[START Supplied information]
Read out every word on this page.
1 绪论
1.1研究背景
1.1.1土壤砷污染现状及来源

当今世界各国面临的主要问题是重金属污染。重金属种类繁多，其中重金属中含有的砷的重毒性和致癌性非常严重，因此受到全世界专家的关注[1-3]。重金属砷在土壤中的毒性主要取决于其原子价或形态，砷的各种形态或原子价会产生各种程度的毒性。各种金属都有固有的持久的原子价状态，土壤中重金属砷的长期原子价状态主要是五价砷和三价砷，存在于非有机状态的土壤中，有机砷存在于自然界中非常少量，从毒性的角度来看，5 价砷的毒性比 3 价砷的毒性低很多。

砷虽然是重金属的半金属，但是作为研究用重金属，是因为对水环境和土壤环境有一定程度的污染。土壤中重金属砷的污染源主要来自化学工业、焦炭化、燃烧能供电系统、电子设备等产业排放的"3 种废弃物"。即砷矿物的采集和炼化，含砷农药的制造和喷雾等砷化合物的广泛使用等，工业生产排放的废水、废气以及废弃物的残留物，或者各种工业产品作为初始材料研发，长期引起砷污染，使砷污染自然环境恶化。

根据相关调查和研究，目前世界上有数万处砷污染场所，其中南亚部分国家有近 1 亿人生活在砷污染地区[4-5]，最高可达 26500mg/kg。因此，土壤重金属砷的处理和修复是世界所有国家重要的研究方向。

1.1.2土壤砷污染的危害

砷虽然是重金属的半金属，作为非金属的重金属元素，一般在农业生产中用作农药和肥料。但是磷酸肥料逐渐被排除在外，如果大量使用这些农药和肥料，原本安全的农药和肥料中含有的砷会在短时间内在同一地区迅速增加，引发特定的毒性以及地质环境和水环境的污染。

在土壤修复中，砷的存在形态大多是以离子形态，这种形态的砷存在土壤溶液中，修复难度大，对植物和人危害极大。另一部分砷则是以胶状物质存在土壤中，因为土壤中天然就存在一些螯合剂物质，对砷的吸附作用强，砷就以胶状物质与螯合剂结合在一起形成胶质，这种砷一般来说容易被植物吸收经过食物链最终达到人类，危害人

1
[END Supplied information]
Go through the listing above and pull out each line containing the word "砷虽然是重金属的半金属".

__Exercise output__
砷虽然是重金属的半金属，但是作为研究用重金属，是因为对水环境和土壤环境有一定程度的污染。土壤中重金属砷的污染源主要来自化学工业、焦炭化、燃烧能供电系统、电子设备等产业排放的"3 种废弃物"。即砷矿物的采集和炼化，含砷农药的制造和喷雾等砷化合物的广泛使用等，工业生产排放的废水、废气以及废弃物的残留物，或者各种工业产品作为初始材料研发，长期引起砷污染，使砷污染自然环境恶化。
砷虽然是重金属的半金属，作为非金属的重金属元素，一般在农业生产中用作农药和肥料。但是磷酸肥料逐渐被排除在外，如果大量使用这些农药和肥料，原本安全的农药和肥料中含有的砷会在短时间内在同一地区迅速增加，引发特定的毒性以及地质环境和水环境的污染。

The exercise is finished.